Determine which lines contain the word "location", then copy those lines.

== Exercise data

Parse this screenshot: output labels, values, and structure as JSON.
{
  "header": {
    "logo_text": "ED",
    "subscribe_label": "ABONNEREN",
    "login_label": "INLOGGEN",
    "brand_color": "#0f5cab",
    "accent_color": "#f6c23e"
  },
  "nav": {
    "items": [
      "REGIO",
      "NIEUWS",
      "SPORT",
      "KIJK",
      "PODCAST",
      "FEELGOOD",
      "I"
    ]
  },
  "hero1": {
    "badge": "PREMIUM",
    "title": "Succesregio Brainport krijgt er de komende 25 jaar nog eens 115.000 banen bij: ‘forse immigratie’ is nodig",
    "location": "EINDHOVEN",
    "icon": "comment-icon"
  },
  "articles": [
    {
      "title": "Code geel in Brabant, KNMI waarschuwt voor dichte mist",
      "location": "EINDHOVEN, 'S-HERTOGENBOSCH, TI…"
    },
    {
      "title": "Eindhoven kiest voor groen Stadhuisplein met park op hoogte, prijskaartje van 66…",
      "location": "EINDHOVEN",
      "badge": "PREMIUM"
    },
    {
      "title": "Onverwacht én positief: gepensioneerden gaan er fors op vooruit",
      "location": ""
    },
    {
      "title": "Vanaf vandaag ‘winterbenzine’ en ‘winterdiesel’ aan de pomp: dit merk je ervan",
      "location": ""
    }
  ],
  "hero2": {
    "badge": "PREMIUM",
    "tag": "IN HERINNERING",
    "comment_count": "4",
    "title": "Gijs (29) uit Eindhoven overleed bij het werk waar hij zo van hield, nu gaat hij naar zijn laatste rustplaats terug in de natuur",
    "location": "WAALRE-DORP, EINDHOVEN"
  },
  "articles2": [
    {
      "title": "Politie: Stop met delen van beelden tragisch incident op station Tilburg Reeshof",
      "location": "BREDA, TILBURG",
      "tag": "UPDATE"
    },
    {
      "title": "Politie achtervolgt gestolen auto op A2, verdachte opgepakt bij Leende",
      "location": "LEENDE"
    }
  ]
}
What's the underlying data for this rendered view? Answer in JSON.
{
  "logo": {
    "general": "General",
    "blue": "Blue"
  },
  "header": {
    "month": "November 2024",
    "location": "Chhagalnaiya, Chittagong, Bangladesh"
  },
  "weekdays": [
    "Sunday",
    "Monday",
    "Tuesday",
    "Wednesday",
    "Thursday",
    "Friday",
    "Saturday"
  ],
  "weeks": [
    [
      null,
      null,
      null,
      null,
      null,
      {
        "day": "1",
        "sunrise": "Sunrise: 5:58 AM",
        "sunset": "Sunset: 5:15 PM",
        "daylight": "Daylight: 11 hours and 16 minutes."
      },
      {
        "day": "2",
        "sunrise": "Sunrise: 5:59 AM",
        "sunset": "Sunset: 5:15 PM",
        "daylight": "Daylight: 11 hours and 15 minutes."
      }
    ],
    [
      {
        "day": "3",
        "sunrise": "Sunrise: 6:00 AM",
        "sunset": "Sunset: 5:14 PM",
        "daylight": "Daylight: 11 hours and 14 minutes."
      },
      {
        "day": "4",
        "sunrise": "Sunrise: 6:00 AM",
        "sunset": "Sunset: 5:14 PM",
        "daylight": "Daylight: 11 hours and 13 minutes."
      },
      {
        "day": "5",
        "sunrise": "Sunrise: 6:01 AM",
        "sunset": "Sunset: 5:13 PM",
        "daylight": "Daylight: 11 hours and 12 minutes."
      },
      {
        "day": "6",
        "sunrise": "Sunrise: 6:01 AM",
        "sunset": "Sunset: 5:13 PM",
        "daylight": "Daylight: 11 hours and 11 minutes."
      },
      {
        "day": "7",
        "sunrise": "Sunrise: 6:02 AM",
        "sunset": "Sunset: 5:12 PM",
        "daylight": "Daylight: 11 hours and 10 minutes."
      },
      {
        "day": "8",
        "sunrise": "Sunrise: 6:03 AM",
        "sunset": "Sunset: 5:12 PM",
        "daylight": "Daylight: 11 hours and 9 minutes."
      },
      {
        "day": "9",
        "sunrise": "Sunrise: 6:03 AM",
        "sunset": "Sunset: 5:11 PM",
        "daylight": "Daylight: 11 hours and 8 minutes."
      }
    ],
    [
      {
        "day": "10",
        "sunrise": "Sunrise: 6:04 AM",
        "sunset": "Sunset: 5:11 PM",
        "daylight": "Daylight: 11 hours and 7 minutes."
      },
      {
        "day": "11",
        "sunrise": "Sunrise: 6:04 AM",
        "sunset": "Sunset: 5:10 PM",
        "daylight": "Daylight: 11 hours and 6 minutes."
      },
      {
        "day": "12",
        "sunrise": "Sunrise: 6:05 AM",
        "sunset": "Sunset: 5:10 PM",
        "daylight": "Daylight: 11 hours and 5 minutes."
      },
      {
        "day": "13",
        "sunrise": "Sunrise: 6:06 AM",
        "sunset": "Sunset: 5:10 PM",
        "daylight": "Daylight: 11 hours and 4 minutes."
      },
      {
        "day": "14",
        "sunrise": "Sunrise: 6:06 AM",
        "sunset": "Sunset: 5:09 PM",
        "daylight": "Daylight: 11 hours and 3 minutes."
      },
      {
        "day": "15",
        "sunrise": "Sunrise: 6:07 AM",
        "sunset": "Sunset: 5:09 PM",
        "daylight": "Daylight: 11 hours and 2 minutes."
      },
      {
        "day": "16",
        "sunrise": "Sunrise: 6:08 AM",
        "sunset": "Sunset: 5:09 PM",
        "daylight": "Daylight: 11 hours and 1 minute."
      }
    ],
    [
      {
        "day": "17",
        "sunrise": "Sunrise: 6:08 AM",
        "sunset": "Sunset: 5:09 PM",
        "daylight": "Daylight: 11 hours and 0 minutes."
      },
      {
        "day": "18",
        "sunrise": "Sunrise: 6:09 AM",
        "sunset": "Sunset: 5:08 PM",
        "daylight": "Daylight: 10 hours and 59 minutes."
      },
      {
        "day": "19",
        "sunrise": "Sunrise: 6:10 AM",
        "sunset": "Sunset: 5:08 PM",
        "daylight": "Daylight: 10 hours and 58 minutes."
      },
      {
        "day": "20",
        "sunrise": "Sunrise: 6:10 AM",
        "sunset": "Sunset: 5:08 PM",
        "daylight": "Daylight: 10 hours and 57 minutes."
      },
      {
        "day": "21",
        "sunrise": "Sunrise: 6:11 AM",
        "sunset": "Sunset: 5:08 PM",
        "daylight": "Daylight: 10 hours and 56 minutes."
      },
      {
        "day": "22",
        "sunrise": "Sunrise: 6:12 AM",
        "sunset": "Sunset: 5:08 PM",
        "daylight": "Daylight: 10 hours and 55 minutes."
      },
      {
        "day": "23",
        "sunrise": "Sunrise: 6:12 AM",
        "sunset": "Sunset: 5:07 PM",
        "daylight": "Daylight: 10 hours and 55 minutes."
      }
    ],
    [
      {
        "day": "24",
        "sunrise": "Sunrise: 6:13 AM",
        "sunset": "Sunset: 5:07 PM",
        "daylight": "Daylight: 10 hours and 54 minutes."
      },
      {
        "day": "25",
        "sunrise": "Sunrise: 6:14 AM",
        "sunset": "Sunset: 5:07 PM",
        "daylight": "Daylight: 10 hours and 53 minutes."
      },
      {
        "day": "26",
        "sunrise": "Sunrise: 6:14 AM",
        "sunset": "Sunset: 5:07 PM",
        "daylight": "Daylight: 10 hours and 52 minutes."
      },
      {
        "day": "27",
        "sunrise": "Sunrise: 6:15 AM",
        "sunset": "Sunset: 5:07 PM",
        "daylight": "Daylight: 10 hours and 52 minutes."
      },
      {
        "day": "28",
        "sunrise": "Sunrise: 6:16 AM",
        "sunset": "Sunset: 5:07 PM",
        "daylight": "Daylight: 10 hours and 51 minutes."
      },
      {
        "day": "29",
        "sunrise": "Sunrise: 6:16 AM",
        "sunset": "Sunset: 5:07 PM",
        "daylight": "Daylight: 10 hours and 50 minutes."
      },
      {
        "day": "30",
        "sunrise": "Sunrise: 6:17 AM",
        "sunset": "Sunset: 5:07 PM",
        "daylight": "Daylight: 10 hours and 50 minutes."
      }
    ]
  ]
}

====

* Full response
    "location": "EINDHOVEN",
      "location": "EINDHOVEN, 'S-HERTOGENBOSCH, TI…"
      "location": "EINDHOVEN",
      "location": ""
      "location": ""
    "location": "WAALRE-DORP, EINDHOVEN"
      "location": "BREDA, TILBURG",
      "location": "LEENDE"
    "location": "Chhagalnaiya, Chittagong, Bangladesh"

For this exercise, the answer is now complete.